> _Task objective_:
Each record that follows should be repeated exactly, minus any images.

-- Begin Source data --

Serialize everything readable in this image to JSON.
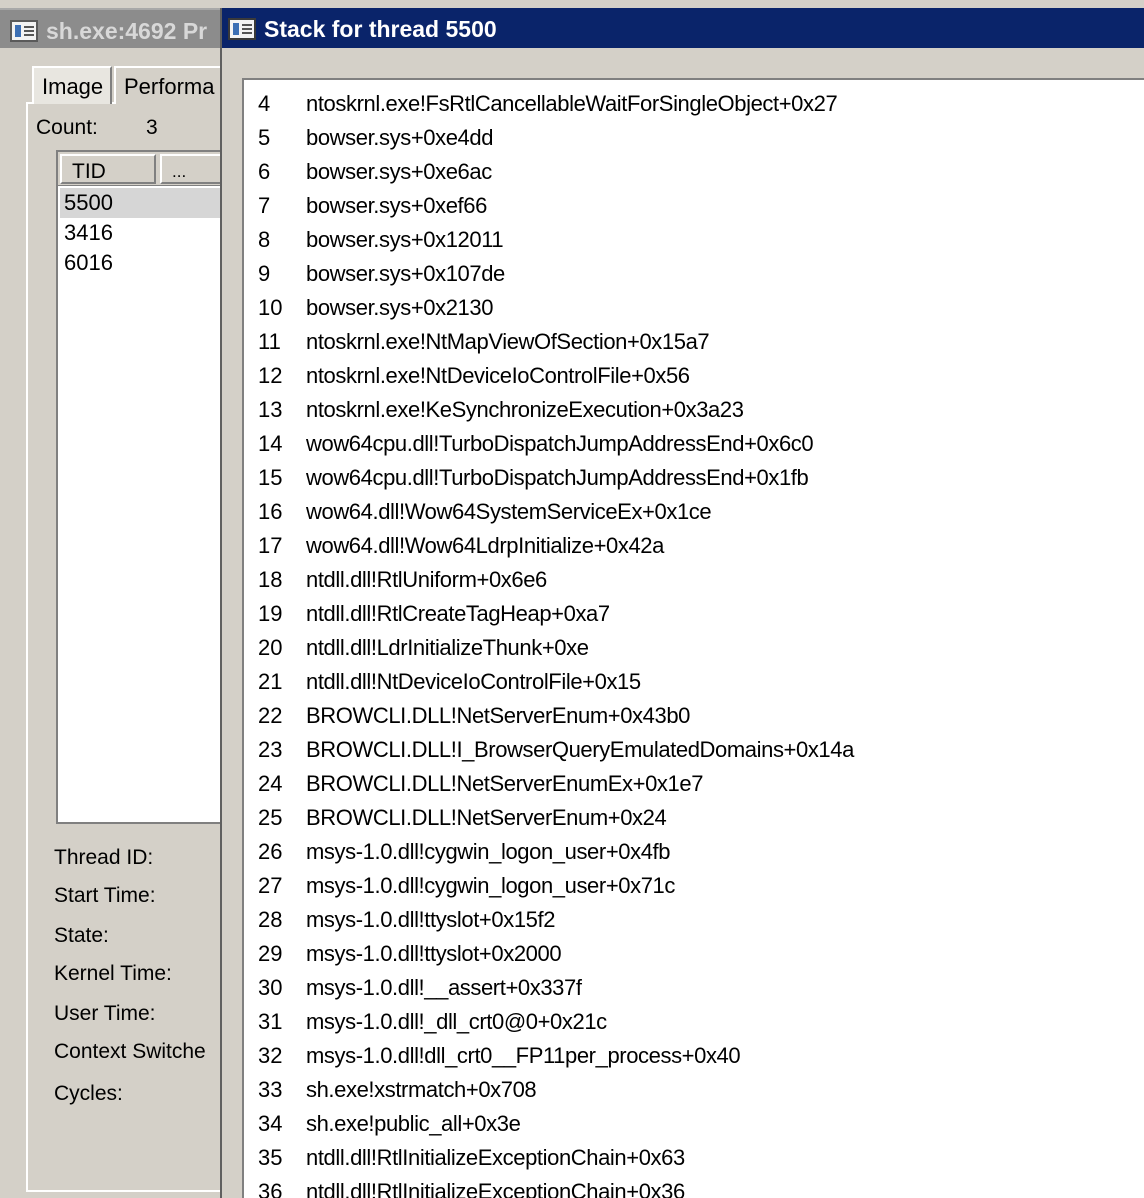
{
  "background_window": {
    "title": "sh.exe:4692 Pr",
    "tabs": [
      "Image",
      "Performa"
    ],
    "count_label": "Count:",
    "count_value": "3",
    "thread_list": {
      "columns": [
        "TID",
        "..."
      ],
      "rows": [
        "5500",
        "3416",
        "6016"
      ],
      "selected": "5500"
    },
    "fields": [
      "Thread ID:",
      "Start Time:",
      "State:",
      "Kernel Time:",
      "User Time:",
      "Context Switche",
      "Cycles:"
    ]
  },
  "stack_window": {
    "title": "Stack for thread 5500",
    "frames": [
      {
        "n": "4",
        "symbol": "ntoskrnl.exe!FsRtlCancellableWaitForSingleObject+0x27"
      },
      {
        "n": "5",
        "symbol": "bowser.sys+0xe4dd"
      },
      {
        "n": "6",
        "symbol": "bowser.sys+0xe6ac"
      },
      {
        "n": "7",
        "symbol": "bowser.sys+0xef66"
      },
      {
        "n": "8",
        "symbol": "bowser.sys+0x12011"
      },
      {
        "n": "9",
        "symbol": "bowser.sys+0x107de"
      },
      {
        "n": "10",
        "symbol": "bowser.sys+0x2130"
      },
      {
        "n": "11",
        "symbol": "ntoskrnl.exe!NtMapViewOfSection+0x15a7"
      },
      {
        "n": "12",
        "symbol": "ntoskrnl.exe!NtDeviceIoControlFile+0x56"
      },
      {
        "n": "13",
        "symbol": "ntoskrnl.exe!KeSynchronizeExecution+0x3a23"
      },
      {
        "n": "14",
        "symbol": "wow64cpu.dll!TurboDispatchJumpAddressEnd+0x6c0"
      },
      {
        "n": "15",
        "symbol": "wow64cpu.dll!TurboDispatchJumpAddressEnd+0x1fb"
      },
      {
        "n": "16",
        "symbol": "wow64.dll!Wow64SystemServiceEx+0x1ce"
      },
      {
        "n": "17",
        "symbol": "wow64.dll!Wow64LdrpInitialize+0x42a"
      },
      {
        "n": "18",
        "symbol": "ntdll.dll!RtlUniform+0x6e6"
      },
      {
        "n": "19",
        "symbol": "ntdll.dll!RtlCreateTagHeap+0xa7"
      },
      {
        "n": "20",
        "symbol": "ntdll.dll!LdrInitializeThunk+0xe"
      },
      {
        "n": "21",
        "symbol": "ntdll.dll!NtDeviceIoControlFile+0x15"
      },
      {
        "n": "22",
        "symbol": "BROWCLI.DLL!NetServerEnum+0x43b0"
      },
      {
        "n": "23",
        "symbol": "BROWCLI.DLL!I_BrowserQueryEmulatedDomains+0x14a"
      },
      {
        "n": "24",
        "symbol": "BROWCLI.DLL!NetServerEnumEx+0x1e7"
      },
      {
        "n": "25",
        "symbol": "BROWCLI.DLL!NetServerEnum+0x24"
      },
      {
        "n": "26",
        "symbol": "msys-1.0.dll!cygwin_logon_user+0x4fb"
      },
      {
        "n": "27",
        "symbol": "msys-1.0.dll!cygwin_logon_user+0x71c"
      },
      {
        "n": "28",
        "symbol": "msys-1.0.dll!ttyslot+0x15f2"
      },
      {
        "n": "29",
        "symbol": "msys-1.0.dll!ttyslot+0x2000"
      },
      {
        "n": "30",
        "symbol": "msys-1.0.dll!__assert+0x337f"
      },
      {
        "n": "31",
        "symbol": "msys-1.0.dll!_dll_crt0@0+0x21c"
      },
      {
        "n": "32",
        "symbol": "msys-1.0.dll!dll_crt0__FP11per_process+0x40"
      },
      {
        "n": "33",
        "symbol": "sh.exe!xstrmatch+0x708"
      },
      {
        "n": "34",
        "symbol": "sh.exe!public_all+0x3e"
      },
      {
        "n": "35",
        "symbol": "ntdll.dll!RtlInitializeExceptionChain+0x63"
      },
      {
        "n": "36",
        "symbol": "ntdll.dll!RtlInitializeExceptionChain+0x36"
      }
    ]
  },
  "colors": {
    "active_title": "#0a246a",
    "inactive_title": "#8c8c8c",
    "face": "#d4d0c8",
    "list_bg": "#ffffff"
  }
}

-- End Source data --

> _Correct result_:
Serialize everything readable in this image to JSON.
{
  "background_window": {
    "title": "sh.exe:4692 Pr",
    "tabs": [
      "Image",
      "Performa"
    ],
    "count_label": "Count:",
    "count_value": "3",
    "thread_list": {
      "columns": [
        "TID",
        "..."
      ],
      "rows": [
        "5500",
        "3416",
        "6016"
      ],
      "selected": "5500"
    },
    "fields": [
      "Thread ID:",
      "Start Time:",
      "State:",
      "Kernel Time:",
      "User Time:",
      "Context Switche",
      "Cycles:"
    ]
  },
  "stack_window": {
    "title": "Stack for thread 5500",
    "frames": [
      {
        "n": "4",
        "symbol": "ntoskrnl.exe!FsRtlCancellableWaitForSingleObject+0x27"
      },
      {
        "n": "5",
        "symbol": "bowser.sys+0xe4dd"
      },
      {
        "n": "6",
        "symbol": "bowser.sys+0xe6ac"
      },
      {
        "n": "7",
        "symbol": "bowser.sys+0xef66"
      },
      {
        "n": "8",
        "symbol": "bowser.sys+0x12011"
      },
      {
        "n": "9",
        "symbol": "bowser.sys+0x107de"
      },
      {
        "n": "10",
        "symbol": "bowser.sys+0x2130"
      },
      {
        "n": "11",
        "symbol": "ntoskrnl.exe!NtMapViewOfSection+0x15a7"
      },
      {
        "n": "12",
        "symbol": "ntoskrnl.exe!NtDeviceIoControlFile+0x56"
      },
      {
        "n": "13",
        "symbol": "ntoskrnl.exe!KeSynchronizeExecution+0x3a23"
      },
      {
        "n": "14",
        "symbol": "wow64cpu.dll!TurboDispatchJumpAddressEnd+0x6c0"
      },
      {
        "n": "15",
        "symbol": "wow64cpu.dll!TurboDispatchJumpAddressEnd+0x1fb"
      },
      {
        "n": "16",
        "symbol": "wow64.dll!Wow64SystemServiceEx+0x1ce"
      },
      {
        "n": "17",
        "symbol": "wow64.dll!Wow64LdrpInitialize+0x42a"
      },
      {
        "n": "18",
        "symbol": "ntdll.dll!RtlUniform+0x6e6"
      },
      {
        "n": "19",
        "symbol": "ntdll.dll!RtlCreateTagHeap+0xa7"
      },
      {
        "n": "20",
        "symbol": "ntdll.dll!LdrInitializeThunk+0xe"
      },
      {
        "n": "21",
        "symbol": "ntdll.dll!NtDeviceIoControlFile+0x15"
      },
      {
        "n": "22",
        "symbol": "BROWCLI.DLL!NetServerEnum+0x43b0"
      },
      {
        "n": "23",
        "symbol": "BROWCLI.DLL!I_BrowserQueryEmulatedDomains+0x14a"
      },
      {
        "n": "24",
        "symbol": "BROWCLI.DLL!NetServerEnumEx+0x1e7"
      },
      {
        "n": "25",
        "symbol": "BROWCLI.DLL!NetServerEnum+0x24"
      },
      {
        "n": "26",
        "symbol": "msys-1.0.dll!cygwin_logon_user+0x4fb"
      },
      {
        "n": "27",
        "symbol": "msys-1.0.dll!cygwin_logon_user+0x71c"
      },
      {
        "n": "28",
        "symbol": "msys-1.0.dll!ttyslot+0x15f2"
      },
      {
        "n": "29",
        "symbol": "msys-1.0.dll!ttyslot+0x2000"
      },
      {
        "n": "30",
        "symbol": "msys-1.0.dll!__assert+0x337f"
      },
      {
        "n": "31",
        "symbol": "msys-1.0.dll!_dll_crt0@0+0x21c"
      },
      {
        "n": "32",
        "symbol": "msys-1.0.dll!dll_crt0__FP11per_process+0x40"
      },
      {
        "n": "33",
        "symbol": "sh.exe!xstrmatch+0x708"
      },
      {
        "n": "34",
        "symbol": "sh.exe!public_all+0x3e"
      },
      {
        "n": "35",
        "symbol": "ntdll.dll!RtlInitializeExceptionChain+0x63"
      },
      {
        "n": "36",
        "symbol": "ntdll.dll!RtlInitializeExceptionChain+0x36"
      }
    ]
  },
  "colors": {
    "active_title": "#0a246a",
    "inactive_title": "#8c8c8c",
    "face": "#d4d0c8",
    "list_bg": "#ffffff"
  }
}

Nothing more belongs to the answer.